╭─ Records
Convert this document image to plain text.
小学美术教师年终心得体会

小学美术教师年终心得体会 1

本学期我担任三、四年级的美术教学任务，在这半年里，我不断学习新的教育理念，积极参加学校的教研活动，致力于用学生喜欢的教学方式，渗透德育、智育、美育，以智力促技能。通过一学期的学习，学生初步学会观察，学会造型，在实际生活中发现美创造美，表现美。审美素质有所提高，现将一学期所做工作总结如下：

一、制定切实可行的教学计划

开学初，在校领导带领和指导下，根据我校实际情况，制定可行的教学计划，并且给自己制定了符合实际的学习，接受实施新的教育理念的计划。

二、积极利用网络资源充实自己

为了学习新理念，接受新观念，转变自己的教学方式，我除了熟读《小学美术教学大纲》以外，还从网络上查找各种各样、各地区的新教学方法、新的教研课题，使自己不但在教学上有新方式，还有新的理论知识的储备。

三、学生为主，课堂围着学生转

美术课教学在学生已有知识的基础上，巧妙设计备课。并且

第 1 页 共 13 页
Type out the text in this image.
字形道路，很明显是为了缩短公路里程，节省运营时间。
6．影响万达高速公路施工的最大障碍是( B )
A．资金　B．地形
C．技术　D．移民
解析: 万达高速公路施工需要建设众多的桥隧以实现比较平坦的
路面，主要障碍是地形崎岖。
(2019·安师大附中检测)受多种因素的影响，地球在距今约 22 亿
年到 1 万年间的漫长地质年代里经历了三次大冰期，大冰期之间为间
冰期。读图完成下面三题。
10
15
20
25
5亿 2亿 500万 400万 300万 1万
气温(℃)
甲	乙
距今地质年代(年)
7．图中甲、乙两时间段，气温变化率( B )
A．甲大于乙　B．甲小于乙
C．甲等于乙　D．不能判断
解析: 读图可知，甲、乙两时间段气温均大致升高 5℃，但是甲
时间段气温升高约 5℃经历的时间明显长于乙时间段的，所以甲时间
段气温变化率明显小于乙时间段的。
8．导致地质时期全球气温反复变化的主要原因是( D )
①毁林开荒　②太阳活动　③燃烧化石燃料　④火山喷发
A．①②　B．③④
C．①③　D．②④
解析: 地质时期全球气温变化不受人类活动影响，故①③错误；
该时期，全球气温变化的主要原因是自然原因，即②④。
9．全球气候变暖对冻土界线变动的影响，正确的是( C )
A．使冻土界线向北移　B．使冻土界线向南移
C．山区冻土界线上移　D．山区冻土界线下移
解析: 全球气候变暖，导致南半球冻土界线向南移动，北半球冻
╰─
[Exercise] From the records above, pull out every line containing the word "this".

[Result of the exercise]
Convert this document image to plain text.
Type out the text in this image.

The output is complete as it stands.